[Extracted records]
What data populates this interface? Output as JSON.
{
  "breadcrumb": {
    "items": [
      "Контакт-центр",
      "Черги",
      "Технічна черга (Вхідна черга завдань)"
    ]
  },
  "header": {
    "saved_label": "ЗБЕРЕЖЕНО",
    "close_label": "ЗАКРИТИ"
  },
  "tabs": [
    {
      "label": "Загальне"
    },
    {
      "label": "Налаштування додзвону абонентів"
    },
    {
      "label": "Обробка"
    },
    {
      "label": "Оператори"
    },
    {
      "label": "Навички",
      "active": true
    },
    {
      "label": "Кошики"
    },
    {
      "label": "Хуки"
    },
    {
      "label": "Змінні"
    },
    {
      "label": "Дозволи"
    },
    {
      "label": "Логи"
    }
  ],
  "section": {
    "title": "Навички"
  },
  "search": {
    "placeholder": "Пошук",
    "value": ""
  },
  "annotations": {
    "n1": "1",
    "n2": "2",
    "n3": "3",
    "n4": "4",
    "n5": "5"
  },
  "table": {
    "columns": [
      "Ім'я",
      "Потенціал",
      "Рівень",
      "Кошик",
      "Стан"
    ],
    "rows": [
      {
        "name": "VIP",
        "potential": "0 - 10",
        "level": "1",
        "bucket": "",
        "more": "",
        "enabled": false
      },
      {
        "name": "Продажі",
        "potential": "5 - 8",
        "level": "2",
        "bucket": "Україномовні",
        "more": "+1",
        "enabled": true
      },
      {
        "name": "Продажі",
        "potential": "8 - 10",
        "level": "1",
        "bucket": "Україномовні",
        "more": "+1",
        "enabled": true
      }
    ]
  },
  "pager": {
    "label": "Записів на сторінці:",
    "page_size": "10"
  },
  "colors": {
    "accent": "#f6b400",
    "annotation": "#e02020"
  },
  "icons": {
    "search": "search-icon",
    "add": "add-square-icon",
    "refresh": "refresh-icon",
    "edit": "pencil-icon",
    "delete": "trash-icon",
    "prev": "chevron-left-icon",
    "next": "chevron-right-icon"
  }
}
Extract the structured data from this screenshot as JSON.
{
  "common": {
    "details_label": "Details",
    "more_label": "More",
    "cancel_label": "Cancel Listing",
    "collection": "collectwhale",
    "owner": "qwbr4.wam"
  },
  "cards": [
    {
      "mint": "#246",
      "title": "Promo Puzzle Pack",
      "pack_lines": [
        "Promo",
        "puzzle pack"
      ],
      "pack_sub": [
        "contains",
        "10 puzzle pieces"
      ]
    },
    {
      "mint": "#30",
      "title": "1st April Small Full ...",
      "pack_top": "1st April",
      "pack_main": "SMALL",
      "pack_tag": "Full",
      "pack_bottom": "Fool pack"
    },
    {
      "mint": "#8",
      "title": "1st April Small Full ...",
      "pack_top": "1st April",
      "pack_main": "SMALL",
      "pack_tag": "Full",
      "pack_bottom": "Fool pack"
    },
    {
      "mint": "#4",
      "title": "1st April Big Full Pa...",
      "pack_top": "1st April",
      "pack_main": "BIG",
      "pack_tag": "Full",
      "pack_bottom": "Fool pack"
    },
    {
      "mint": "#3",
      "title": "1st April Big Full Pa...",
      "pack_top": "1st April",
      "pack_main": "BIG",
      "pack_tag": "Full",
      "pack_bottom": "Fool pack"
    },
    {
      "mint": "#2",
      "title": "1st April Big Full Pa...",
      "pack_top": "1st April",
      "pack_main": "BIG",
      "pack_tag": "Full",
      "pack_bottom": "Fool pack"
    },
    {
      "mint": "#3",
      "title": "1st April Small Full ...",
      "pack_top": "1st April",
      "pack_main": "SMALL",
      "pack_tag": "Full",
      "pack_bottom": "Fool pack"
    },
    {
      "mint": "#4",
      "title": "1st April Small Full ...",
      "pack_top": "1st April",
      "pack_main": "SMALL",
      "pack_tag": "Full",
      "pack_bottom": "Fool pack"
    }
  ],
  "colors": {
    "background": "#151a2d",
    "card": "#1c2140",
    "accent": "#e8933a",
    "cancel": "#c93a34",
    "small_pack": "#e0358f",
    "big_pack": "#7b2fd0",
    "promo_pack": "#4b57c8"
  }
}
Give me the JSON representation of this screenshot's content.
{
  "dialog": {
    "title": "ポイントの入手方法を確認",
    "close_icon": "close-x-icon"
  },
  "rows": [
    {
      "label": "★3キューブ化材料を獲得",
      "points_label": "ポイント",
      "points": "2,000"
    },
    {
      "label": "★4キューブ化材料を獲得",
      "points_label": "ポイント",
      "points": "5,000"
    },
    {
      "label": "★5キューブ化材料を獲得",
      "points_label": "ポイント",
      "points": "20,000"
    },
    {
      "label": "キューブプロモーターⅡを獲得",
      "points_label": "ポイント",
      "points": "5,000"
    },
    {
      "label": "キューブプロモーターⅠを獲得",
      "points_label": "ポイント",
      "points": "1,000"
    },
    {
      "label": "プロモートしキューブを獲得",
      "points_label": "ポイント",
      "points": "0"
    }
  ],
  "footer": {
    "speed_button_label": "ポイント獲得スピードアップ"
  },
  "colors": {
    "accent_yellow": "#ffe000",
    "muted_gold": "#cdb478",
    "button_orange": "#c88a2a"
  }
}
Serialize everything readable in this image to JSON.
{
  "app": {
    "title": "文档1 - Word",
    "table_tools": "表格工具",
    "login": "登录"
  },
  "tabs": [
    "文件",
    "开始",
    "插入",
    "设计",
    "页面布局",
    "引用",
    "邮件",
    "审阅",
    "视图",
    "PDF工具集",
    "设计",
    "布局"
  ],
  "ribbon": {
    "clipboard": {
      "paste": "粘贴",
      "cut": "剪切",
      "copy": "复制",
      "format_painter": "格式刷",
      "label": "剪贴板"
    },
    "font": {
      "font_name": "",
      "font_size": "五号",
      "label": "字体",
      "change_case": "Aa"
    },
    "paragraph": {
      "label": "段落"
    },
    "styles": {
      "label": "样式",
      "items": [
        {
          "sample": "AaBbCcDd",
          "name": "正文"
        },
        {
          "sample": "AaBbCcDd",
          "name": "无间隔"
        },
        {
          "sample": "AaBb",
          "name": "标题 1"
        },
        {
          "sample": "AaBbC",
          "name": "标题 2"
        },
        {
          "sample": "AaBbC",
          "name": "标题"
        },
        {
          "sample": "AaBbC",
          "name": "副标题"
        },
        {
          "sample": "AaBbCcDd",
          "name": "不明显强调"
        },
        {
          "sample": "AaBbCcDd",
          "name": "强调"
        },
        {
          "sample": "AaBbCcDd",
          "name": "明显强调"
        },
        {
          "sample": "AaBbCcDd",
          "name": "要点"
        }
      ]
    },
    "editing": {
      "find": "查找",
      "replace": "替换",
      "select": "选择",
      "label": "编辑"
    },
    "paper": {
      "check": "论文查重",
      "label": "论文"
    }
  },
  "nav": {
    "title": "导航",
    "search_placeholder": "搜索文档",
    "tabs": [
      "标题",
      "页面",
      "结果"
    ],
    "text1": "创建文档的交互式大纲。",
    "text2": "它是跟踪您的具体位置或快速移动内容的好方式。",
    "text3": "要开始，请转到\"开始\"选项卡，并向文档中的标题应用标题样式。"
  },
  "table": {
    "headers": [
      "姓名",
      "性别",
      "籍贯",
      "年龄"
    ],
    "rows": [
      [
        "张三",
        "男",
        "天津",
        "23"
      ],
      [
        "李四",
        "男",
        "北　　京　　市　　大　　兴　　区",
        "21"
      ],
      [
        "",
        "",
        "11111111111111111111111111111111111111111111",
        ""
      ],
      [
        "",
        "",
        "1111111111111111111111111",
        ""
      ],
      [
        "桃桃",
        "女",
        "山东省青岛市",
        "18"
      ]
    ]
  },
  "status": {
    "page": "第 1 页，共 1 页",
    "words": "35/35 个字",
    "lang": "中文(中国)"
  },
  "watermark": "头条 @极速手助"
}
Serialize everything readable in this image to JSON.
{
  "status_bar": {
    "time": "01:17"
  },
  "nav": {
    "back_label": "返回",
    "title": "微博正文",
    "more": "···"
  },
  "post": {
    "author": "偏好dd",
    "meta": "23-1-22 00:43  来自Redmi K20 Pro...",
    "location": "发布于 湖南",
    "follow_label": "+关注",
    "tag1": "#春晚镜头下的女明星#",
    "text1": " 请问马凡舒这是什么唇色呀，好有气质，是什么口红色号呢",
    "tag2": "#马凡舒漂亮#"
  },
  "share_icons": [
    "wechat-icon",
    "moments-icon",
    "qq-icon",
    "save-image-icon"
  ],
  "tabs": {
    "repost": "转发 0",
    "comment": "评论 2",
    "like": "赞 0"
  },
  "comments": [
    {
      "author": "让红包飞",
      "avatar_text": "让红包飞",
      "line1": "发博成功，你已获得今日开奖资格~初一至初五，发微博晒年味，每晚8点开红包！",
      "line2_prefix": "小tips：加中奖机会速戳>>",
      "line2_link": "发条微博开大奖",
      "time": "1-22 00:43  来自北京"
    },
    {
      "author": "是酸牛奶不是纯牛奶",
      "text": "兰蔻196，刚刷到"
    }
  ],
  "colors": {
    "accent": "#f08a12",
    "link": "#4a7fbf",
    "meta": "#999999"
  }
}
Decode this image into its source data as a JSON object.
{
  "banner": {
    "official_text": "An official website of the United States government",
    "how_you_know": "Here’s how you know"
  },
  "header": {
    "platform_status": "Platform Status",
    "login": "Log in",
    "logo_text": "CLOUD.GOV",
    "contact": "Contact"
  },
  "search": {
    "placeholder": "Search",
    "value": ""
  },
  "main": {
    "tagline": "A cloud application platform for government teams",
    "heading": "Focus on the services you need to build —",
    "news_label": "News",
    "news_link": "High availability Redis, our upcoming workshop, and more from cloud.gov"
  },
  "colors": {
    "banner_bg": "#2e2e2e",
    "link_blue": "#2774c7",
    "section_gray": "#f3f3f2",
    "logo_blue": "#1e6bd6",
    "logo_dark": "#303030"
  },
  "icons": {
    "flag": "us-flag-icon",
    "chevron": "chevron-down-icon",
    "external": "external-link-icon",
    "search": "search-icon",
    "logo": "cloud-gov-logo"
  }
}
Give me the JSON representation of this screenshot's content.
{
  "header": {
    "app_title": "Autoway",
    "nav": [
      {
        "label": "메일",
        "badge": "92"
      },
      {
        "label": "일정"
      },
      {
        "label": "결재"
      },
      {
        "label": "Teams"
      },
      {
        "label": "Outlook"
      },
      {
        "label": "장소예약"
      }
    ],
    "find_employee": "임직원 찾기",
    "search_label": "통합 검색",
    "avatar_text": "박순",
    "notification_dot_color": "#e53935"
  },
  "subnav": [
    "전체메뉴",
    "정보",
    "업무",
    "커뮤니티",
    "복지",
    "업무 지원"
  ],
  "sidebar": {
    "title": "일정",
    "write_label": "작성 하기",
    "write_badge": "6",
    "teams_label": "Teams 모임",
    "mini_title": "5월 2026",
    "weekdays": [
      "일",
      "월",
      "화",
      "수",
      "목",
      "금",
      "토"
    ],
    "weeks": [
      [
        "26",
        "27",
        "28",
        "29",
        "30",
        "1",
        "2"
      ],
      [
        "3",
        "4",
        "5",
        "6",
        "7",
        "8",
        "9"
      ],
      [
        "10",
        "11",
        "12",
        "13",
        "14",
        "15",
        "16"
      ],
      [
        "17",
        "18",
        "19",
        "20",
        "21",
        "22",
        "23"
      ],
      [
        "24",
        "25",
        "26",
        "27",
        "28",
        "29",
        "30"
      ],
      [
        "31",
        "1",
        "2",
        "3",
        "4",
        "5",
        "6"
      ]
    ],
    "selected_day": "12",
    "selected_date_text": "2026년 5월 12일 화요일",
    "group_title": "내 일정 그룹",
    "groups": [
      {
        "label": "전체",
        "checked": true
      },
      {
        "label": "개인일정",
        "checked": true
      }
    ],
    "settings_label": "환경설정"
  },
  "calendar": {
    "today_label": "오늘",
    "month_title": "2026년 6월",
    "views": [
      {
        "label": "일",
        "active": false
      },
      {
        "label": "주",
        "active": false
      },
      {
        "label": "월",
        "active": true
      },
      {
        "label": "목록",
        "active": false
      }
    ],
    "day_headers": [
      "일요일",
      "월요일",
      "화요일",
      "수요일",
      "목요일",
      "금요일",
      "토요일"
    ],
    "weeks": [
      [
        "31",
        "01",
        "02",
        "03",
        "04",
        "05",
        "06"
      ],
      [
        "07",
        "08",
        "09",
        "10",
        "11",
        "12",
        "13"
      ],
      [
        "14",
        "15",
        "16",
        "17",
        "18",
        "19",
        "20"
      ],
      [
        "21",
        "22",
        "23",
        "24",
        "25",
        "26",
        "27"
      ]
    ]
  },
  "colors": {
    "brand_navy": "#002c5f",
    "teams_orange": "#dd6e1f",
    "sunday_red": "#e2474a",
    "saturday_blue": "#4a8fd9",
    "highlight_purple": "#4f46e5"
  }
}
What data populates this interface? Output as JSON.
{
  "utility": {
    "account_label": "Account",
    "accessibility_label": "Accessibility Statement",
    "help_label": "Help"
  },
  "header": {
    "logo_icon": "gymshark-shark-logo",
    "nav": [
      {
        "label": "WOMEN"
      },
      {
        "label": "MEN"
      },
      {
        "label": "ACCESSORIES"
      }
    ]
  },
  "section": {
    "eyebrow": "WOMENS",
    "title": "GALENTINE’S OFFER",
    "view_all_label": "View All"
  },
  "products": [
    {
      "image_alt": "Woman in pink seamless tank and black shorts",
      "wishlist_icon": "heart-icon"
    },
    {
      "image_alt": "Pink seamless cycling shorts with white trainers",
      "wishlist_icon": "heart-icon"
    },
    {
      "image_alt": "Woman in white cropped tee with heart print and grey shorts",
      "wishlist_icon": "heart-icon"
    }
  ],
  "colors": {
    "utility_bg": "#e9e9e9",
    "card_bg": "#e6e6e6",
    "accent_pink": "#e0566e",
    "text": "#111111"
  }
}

WRITTEN REQUEST
In the listing above, locate each line with "white" and copy it.

THE RESULT
      "image_alt": "Pink seamless cycling shorts with white trainers",
      "image_alt": "Woman in white cropped tee with heart print and grey shorts",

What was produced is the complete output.